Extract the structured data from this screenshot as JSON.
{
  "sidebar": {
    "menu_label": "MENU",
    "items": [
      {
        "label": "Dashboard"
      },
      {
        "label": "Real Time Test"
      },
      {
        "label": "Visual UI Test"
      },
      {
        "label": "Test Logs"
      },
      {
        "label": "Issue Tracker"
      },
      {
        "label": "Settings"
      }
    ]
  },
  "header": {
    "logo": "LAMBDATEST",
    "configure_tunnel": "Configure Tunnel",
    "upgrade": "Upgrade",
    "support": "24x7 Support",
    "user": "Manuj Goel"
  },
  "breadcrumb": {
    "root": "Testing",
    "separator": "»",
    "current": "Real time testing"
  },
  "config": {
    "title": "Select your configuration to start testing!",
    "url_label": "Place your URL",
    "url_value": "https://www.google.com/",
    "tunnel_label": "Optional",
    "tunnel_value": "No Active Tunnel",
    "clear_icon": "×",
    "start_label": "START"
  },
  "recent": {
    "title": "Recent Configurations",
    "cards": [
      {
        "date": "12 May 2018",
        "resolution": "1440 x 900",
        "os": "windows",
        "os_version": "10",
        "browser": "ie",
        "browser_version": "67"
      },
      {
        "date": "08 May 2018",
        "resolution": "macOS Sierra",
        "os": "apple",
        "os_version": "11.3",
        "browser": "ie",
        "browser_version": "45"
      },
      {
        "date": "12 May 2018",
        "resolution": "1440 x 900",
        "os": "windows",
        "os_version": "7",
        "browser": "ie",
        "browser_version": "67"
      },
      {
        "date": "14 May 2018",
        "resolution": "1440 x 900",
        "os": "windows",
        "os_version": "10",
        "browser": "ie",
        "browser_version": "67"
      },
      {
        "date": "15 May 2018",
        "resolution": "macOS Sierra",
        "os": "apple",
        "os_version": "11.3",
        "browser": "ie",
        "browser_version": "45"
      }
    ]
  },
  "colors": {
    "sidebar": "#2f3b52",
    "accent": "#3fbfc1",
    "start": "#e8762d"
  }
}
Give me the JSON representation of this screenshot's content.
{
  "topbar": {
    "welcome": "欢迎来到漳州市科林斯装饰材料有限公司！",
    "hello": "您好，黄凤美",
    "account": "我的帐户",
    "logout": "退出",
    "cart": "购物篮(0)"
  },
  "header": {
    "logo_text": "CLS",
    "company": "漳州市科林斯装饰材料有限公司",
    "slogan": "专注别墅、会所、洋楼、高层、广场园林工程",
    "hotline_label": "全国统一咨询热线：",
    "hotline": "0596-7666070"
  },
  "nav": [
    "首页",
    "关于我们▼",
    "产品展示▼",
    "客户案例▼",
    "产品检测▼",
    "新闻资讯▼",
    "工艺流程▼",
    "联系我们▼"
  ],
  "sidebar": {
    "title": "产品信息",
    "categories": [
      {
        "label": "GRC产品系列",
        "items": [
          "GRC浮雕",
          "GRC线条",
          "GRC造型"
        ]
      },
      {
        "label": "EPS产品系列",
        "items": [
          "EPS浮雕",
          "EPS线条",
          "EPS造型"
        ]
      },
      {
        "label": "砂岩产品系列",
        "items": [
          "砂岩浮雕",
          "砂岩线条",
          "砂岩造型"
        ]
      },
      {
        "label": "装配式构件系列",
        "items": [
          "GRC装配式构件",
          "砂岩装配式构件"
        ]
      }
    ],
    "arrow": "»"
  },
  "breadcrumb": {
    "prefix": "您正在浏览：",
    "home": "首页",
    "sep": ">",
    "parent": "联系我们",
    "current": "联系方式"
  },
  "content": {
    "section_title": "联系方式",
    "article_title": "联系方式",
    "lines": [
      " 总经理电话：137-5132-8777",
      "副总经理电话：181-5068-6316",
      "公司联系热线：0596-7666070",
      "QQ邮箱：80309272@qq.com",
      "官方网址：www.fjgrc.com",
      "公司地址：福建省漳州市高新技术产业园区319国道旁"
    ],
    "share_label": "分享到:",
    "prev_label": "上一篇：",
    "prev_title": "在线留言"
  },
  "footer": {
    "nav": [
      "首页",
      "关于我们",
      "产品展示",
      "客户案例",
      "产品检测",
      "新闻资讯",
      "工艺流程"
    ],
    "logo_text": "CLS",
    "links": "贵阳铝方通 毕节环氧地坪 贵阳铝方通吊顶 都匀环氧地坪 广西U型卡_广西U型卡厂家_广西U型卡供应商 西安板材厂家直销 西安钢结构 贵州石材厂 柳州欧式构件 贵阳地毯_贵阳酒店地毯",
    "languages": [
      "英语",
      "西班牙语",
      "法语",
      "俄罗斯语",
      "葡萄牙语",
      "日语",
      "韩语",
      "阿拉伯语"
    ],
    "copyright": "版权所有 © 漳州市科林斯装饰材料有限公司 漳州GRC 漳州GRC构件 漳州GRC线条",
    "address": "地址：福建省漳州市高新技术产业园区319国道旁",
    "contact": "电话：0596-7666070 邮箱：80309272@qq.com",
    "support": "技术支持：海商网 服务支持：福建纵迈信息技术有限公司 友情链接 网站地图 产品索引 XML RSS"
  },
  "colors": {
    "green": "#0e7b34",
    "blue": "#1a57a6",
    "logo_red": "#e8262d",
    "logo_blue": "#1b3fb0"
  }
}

- Task directions -
Extract every entry above as it appears.

- Result of the exercise -
Extract the structured data from this screenshot as JSON.
{
  "sidebar": {
    "menu_label": "MENU",
    "items": [
      {
        "label": "Dashboard"
      },
      {
        "label": "Real Time Test"
      },
      {
        "label": "Visual UI Test"
      },
      {
        "label": "Test Logs"
      },
      {
        "label": "Issue Tracker"
      },
      {
        "label": "Settings"
      }
    ]
  },
  "header": {
    "logo": "LAMBDATEST",
    "configure_tunnel": "Configure Tunnel",
    "upgrade": "Upgrade",
    "support": "24x7 Support",
    "user": "Manuj Goel"
  },
  "breadcrumb": {
    "root": "Testing",
    "separator": "»",
    "current": "Real time testing"
  },
  "config": {
    "title": "Select your configuration to start testing!",
    "url_label": "Place your URL",
    "url_value": "https://www.google.com/",
    "tunnel_label": "Optional",
    "tunnel_value": "No Active Tunnel",
    "clear_icon": "×",
    "start_label": "START"
  },
  "recent": {
    "title": "Recent Configurations",
    "cards": [
      {
        "date": "12 May 2018",
        "resolution": "1440 x 900",
        "os": "windows",
        "os_version": "10",
        "browser": "ie",
        "browser_version": "67"
      },
      {
        "date": "08 May 2018",
        "resolution": "macOS Sierra",
        "os": "apple",
        "os_version": "11.3",
        "browser": "ie",
        "browser_version": "45"
      },
      {
        "date": "12 May 2018",
        "resolution": "1440 x 900",
        "os": "windows",
        "os_version": "7",
        "browser": "ie",
        "browser_version": "67"
      },
      {
        "date": "14 May 2018",
        "resolution": "1440 x 900",
        "os": "windows",
        "os_version": "10",
        "browser": "ie",
        "browser_version": "67"
      },
      {
        "date": "15 May 2018",
        "resolution": "macOS Sierra",
        "os": "apple",
        "os_version": "11.3",
        "browser": "ie",
        "browser_version": "45"
      }
    ]
  },
  "colors": {
    "sidebar": "#2f3b52",
    "accent": "#3fbfc1",
    "start": "#e8762d"
  }
}
Give me the JSON representation of this screenshot's content.
{
  "topbar": {
    "welcome": "欢迎来到漳州市科林斯装饰材料有限公司！",
    "hello": "您好，黄凤美",
    "account": "我的帐户",
    "logout": "退出",
    "cart": "购物篮(0)"
  },
  "header": {
    "logo_text": "CLS",
    "company": "漳州市科林斯装饰材料有限公司",
    "slogan": "专注别墅、会所、洋楼、高层、广场园林工程",
    "hotline_label": "全国统一咨询热线：",
    "hotline": "0596-7666070"
  },
  "nav": [
    "首页",
    "关于我们▼",
    "产品展示▼",
    "客户案例▼",
    "产品检测▼",
    "新闻资讯▼",
    "工艺流程▼",
    "联系我们▼"
  ],
  "sidebar": {
    "title": "产品信息",
    "categories": [
      {
        "label": "GRC产品系列",
        "items": [
          "GRC浮雕",
          "GRC线条",
          "GRC造型"
        ]
      },
      {
        "label": "EPS产品系列",
        "items": [
          "EPS浮雕",
          "EPS线条",
          "EPS造型"
        ]
      },
      {
        "label": "砂岩产品系列",
        "items": [
          "砂岩浮雕",
          "砂岩线条",
          "砂岩造型"
        ]
      },
      {
        "label": "装配式构件系列",
        "items": [
          "GRC装配式构件",
          "砂岩装配式构件"
        ]
      }
    ],
    "arrow": "»"
  },
  "breadcrumb": {
    "prefix": "您正在浏览：",
    "home": "首页",
    "sep": ">",
    "parent": "联系我们",
    "current": "联系方式"
  },
  "content": {
    "section_title": "联系方式",
    "article_title": "联系方式",
    "lines": [
      " 总经理电话：137-5132-8777",
      "副总经理电话：181-5068-6316",
      "公司联系热线：0596-7666070",
      "QQ邮箱：80309272@qq.com",
      "官方网址：www.fjgrc.com",
      "公司地址：福建省漳州市高新技术产业园区319国道旁"
    ],
    "share_label": "分享到:",
    "prev_label": "上一篇：",
    "prev_title": "在线留言"
  },
  "footer": {
    "nav": [
      "首页",
      "关于我们",
      "产品展示",
      "客户案例",
      "产品检测",
      "新闻资讯",
      "工艺流程"
    ],
    "logo_text": "CLS",
    "links": "贵阳铝方通 毕节环氧地坪 贵阳铝方通吊顶 都匀环氧地坪 广西U型卡_广西U型卡厂家_广西U型卡供应商 西安板材厂家直销 西安钢结构 贵州石材厂 柳州欧式构件 贵阳地毯_贵阳酒店地毯",
    "languages": [
      "英语",
      "西班牙语",
      "法语",
      "俄罗斯语",
      "葡萄牙语",
      "日语",
      "韩语",
      "阿拉伯语"
    ],
    "copyright": "版权所有 © 漳州市科林斯装饰材料有限公司 漳州GRC 漳州GRC构件 漳州GRC线条",
    "address": "地址：福建省漳州市高新技术产业园区319国道旁",
    "contact": "电话：0596-7666070 邮箱：80309272@qq.com",
    "support": "技术支持：海商网 服务支持：福建纵迈信息技术有限公司 友情链接 网站地图 产品索引 XML RSS"
  },
  "colors": {
    "green": "#0e7b34",
    "blue": "#1a57a6",
    "logo_red": "#e8262d",
    "logo_blue": "#1b3fb0"
  }
}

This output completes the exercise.